* **Task to carry out**: Below is some material; set it all down exactly, apart from the pictures.

[Recorded data]
====================
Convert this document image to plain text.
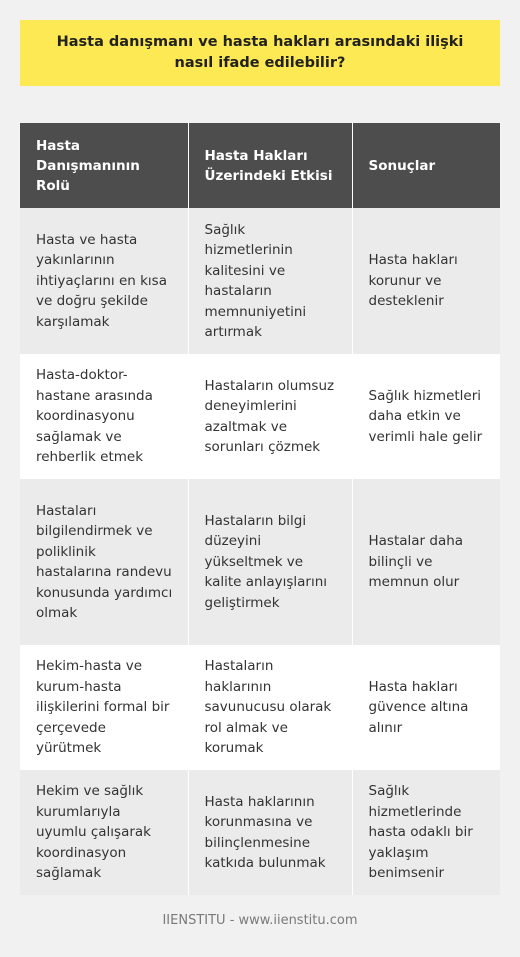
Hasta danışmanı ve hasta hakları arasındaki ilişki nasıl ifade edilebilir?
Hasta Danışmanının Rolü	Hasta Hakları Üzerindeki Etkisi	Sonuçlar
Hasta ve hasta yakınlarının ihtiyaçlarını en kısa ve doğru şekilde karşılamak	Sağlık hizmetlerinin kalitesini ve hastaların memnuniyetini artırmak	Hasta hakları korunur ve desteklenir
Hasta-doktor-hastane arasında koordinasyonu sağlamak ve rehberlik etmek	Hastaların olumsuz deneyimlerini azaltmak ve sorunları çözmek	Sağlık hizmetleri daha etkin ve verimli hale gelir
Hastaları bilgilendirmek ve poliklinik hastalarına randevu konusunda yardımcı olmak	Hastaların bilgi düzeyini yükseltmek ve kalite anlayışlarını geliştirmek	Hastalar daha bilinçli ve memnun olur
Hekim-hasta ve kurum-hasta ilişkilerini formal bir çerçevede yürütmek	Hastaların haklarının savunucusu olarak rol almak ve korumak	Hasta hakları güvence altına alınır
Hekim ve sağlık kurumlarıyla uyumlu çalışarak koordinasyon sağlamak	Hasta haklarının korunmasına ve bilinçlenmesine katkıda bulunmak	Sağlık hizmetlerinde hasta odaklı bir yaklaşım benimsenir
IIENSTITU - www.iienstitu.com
====================
* **Result of the exercise**:
Convert this document image to plain text.
Hasta danışmanı ve hasta hakları arasındaki ilişki nasıl ifade edilebilir?
Hasta Danışmanının Rolü	Hasta Hakları Üzerindeki Etkisi	Sonuçlar
Hasta ve hasta yakınlarının ihtiyaçlarını en kısa ve doğru şekilde karşılamak	Sağlık hizmetlerinin kalitesini ve hastaların memnuniyetini artırmak	Hasta hakları korunur ve desteklenir
Hasta-doktor-hastane arasında koordinasyonu sağlamak ve rehberlik etmek	Hastaların olumsuz deneyimlerini azaltmak ve sorunları çözmek	Sağlık hizmetleri daha etkin ve verimli hale gelir
Hastaları bilgilendirmek ve poliklinik hastalarına randevu konusunda yardımcı olmak	Hastaların bilgi düzeyini yükseltmek ve kalite anlayışlarını geliştirmek	Hastalar daha bilinçli ve memnun olur
Hekim-hasta ve kurum-hasta ilişkilerini formal bir çerçevede yürütmek	Hastaların haklarının savunucusu olarak rol almak ve korumak	Hasta hakları güvence altına alınır
Hekim ve sağlık kurumlarıyla uyumlu çalışarak koordinasyon sağlamak	Hasta haklarının korunmasına ve bilinçlenmesine katkıda bulunmak	Sağlık hizmetlerinde hasta odaklı bir yaklaşım benimsenir
IIENSTITU - www.iienstitu.com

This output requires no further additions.